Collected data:
** BEGIN **
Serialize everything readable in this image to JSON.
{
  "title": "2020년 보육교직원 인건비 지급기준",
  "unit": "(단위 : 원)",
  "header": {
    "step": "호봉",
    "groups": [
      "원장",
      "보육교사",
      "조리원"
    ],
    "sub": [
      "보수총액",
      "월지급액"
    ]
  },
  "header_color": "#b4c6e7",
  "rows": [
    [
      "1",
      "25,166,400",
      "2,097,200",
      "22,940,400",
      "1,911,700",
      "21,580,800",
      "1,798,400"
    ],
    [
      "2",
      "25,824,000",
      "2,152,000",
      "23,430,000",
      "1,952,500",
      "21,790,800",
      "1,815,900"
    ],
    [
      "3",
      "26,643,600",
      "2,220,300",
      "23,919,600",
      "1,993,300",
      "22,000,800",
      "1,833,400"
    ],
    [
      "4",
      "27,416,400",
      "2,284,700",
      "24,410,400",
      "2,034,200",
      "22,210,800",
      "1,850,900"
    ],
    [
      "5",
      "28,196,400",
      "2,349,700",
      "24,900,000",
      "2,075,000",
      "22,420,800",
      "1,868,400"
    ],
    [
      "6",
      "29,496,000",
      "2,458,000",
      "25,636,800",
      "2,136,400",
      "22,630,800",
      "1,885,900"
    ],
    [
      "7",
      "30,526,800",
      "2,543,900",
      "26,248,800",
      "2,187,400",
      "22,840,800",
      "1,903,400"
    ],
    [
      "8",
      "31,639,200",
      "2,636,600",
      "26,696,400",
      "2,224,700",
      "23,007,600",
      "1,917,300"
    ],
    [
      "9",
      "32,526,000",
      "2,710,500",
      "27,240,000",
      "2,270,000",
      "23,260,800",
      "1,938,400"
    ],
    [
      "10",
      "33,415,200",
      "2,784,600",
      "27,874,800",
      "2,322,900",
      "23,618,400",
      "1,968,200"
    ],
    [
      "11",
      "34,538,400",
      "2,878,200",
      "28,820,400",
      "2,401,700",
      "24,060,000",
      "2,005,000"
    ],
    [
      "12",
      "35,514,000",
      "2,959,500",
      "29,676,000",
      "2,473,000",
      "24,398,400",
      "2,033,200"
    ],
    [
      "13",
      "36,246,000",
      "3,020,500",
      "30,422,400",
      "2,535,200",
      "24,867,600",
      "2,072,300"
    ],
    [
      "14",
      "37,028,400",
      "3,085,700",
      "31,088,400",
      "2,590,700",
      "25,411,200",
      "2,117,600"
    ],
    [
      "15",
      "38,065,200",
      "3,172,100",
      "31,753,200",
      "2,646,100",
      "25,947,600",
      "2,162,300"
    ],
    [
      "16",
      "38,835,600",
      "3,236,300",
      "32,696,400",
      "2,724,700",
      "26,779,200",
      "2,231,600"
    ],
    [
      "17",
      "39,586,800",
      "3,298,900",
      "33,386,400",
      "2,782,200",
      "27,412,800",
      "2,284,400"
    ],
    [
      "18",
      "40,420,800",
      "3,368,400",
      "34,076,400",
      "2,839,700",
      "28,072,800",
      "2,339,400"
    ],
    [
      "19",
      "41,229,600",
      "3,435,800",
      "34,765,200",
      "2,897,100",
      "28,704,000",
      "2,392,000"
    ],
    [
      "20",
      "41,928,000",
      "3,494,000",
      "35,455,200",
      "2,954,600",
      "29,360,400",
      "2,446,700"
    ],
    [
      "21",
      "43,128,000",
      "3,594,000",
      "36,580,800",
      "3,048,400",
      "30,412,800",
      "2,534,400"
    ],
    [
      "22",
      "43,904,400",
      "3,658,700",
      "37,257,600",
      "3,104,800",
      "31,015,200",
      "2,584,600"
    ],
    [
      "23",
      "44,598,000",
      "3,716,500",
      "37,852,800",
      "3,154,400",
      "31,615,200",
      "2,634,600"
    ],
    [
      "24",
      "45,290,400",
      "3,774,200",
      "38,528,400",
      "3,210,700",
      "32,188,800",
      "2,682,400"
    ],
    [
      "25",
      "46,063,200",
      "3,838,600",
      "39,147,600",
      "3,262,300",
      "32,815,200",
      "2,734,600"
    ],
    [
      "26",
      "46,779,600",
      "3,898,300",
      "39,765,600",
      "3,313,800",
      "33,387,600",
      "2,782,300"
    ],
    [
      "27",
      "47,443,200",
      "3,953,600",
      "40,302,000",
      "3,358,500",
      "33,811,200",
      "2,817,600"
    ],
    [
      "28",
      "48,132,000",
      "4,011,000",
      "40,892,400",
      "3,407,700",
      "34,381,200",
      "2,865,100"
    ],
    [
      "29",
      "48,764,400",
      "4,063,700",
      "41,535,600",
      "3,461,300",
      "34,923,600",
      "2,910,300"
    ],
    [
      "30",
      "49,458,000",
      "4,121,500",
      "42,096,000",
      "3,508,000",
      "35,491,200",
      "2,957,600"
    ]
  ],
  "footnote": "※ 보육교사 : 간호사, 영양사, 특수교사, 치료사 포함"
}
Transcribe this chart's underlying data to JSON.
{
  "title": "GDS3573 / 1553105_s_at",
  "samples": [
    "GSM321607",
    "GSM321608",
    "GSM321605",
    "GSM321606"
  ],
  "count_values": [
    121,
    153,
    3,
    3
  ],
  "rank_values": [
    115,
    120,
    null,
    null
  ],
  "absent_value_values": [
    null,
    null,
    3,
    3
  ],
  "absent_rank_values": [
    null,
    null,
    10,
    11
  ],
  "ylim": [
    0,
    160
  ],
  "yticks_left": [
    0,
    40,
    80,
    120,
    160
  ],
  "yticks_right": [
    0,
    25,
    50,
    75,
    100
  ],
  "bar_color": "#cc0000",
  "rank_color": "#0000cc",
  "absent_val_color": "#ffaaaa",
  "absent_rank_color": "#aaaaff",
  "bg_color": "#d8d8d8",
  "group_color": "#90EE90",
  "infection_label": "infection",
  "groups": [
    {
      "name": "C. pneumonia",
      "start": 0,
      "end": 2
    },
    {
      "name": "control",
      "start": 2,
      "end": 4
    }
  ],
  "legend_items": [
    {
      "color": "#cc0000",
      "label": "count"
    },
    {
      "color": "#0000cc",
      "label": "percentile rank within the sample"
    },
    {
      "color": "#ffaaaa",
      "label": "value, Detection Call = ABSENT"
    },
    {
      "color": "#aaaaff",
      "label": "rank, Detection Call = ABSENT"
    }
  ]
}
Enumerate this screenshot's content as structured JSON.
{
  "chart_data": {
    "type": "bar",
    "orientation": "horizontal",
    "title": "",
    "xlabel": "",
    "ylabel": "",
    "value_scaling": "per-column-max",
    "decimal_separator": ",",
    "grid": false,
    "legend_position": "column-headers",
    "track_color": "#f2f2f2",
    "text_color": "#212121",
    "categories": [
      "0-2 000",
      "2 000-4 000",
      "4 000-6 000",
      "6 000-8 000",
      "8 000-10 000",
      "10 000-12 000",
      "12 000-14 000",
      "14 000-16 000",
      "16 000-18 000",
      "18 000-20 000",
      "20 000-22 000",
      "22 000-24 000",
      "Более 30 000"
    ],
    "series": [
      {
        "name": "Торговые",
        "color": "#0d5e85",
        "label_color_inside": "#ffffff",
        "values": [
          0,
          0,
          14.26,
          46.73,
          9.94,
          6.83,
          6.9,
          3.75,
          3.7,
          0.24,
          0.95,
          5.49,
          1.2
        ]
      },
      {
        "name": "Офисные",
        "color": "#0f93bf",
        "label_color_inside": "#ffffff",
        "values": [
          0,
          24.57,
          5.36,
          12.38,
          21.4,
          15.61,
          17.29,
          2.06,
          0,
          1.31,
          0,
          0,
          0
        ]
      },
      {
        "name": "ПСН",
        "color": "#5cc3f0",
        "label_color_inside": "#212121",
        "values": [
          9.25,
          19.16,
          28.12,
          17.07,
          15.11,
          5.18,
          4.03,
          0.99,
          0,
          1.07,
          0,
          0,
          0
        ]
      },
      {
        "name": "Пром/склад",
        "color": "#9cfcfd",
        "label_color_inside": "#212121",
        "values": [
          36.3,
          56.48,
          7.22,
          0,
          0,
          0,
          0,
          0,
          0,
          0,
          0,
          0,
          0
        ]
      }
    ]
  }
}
** END **
▶ _Given instruction_: Track down every line holding the string "ffaaaa" and copy it.

▶ _Right answer_:
  "absent_val_color": "#ffaaaa",
      "color": "#ffaaaa",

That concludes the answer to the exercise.